Exercice proposé: Relevez chacune des dates (jour, mois ou année) mentionnées dans l'extrait du jugement ci-dessous, en indiquant pour chacune l'événement auquel elle se rapporte.

Extrait cité:
/---

Dossier: 97-3453-IT-G

ENTRE :

431543 B.C. LTD.,

appelante,

et

SA MAJESTÉ LA REINE,

intimée.

Motifs du jugement

Le juge Beaubier, C.C.I.

[1] Le présent appel, qui est régi par la procédure générale, a été entendu à Kelowna (Colombie-Britannique) le 20 octobre 1999. M. Dennis Barnes et son épouse, Janet, ont été les seuls témoins.

[2] Les parties ont déposé un exposé conjoint partiel des faits qui est ainsi libellé :

[TRADUCTION]

L'appelante, 431543 B.C. Ltd., et l'intimée, Sa Majesté la Reine, conviennent, pour les fins du présent appel, que les faits énoncés ci-dessous sont vrais et que les documents dont les copies sont annexées sont authentiques.

1. L'appelante est une société canadienne assujettie à l'impôt constituée le 1er septembre 1992 en vertu de la British Columbia Company Act.

2. M. Dennis Barnes et Mme Janet Barnes sont mari et femme et des résidents au Canada.

3. [...] (Le paragraphe a été rayé.)

4. La Edmonton Elevator Advertising Corporation ( « Edcorp. » ) est une société de l'Alberta constituée en 1982.

5. Janet et Dennis Barnes étaient les seuls actionnaires d'Edcorp., et détenaient chacun cinq actions ordinaires jusqu'à la réorganisation de la société en septembre 1992.

\---

Données sources:

/---

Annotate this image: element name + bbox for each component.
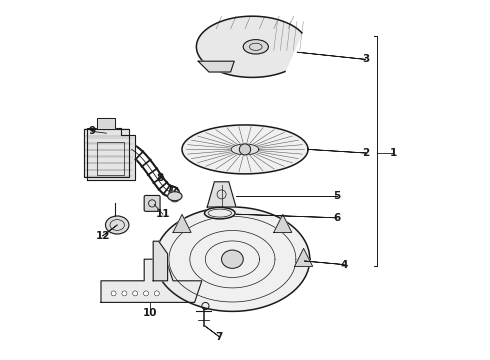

\---

Réponse rédigée:
- 20 octobre 1999 : audition de l'appel à Kelowna (Colombie-Britannique)
- 1er septembre 1992 : constitution de l'appelante, 431543 B.C. Ltd., en vertu de la British Columbia Company Act
- 1982 : constitution de la Edmonton Elevator Advertising Corporation (« Edcorp. »)
- Septembre 1992 : réorganisation d'Edcorp., jusqu'à laquelle Janet et Dennis Barnes détenaient chacun cinq actions ordinaires